* **DATA RECORDS**
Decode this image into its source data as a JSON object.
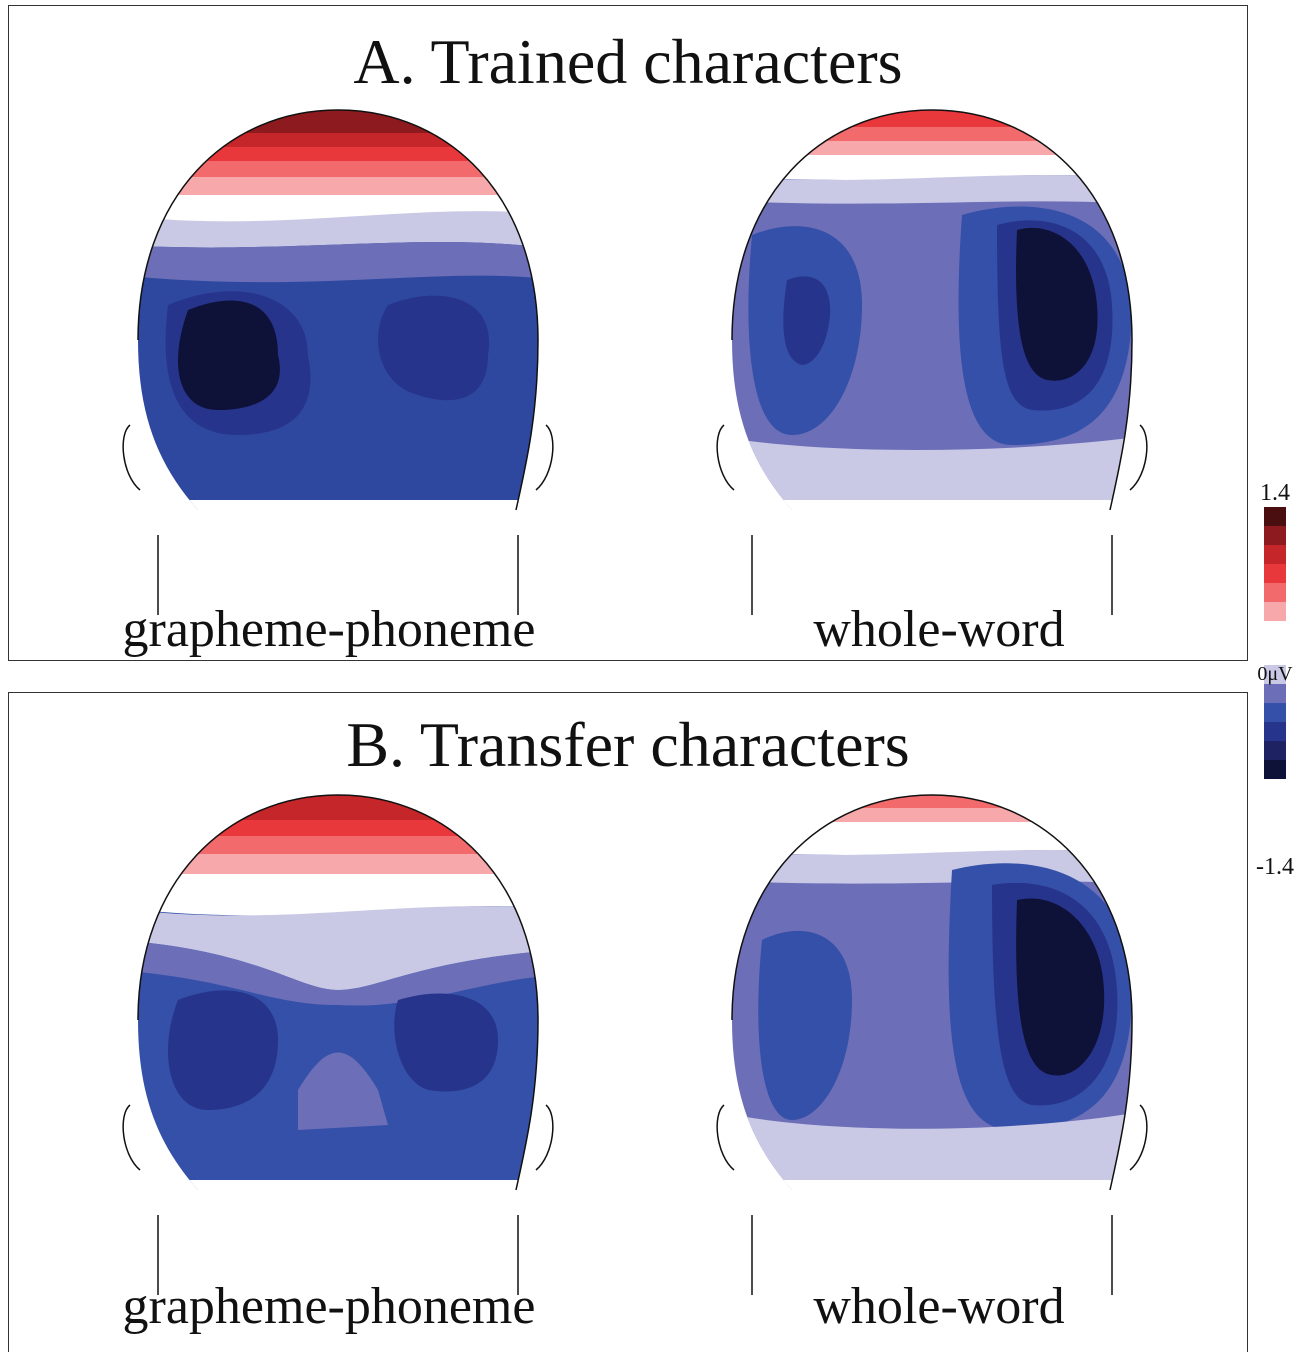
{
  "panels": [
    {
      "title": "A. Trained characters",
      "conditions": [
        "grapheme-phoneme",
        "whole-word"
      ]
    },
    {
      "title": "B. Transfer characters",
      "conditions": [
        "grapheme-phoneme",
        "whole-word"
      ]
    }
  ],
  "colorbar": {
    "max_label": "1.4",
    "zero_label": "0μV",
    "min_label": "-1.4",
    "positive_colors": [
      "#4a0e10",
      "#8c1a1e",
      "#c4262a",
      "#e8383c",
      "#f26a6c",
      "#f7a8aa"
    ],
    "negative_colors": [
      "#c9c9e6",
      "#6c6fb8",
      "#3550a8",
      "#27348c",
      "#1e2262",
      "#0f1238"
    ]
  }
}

* **GIVEN REQUEST**
Quote all the lines above exactly as given. Do not include the pictures.

* **THE OUTPUT**
Decode this image into its source data as a JSON object.
{
  "panels": [
    {
      "title": "A. Trained characters",
      "conditions": [
        "grapheme-phoneme",
        "whole-word"
      ]
    },
    {
      "title": "B. Transfer characters",
      "conditions": [
        "grapheme-phoneme",
        "whole-word"
      ]
    }
  ],
  "colorbar": {
    "max_label": "1.4",
    "zero_label": "0μV",
    "min_label": "-1.4",
    "positive_colors": [
      "#4a0e10",
      "#8c1a1e",
      "#c4262a",
      "#e8383c",
      "#f26a6c",
      "#f7a8aa"
    ],
    "negative_colors": [
      "#c9c9e6",
      "#6c6fb8",
      "#3550a8",
      "#27348c",
      "#1e2262",
      "#0f1238"
    ]
  }
}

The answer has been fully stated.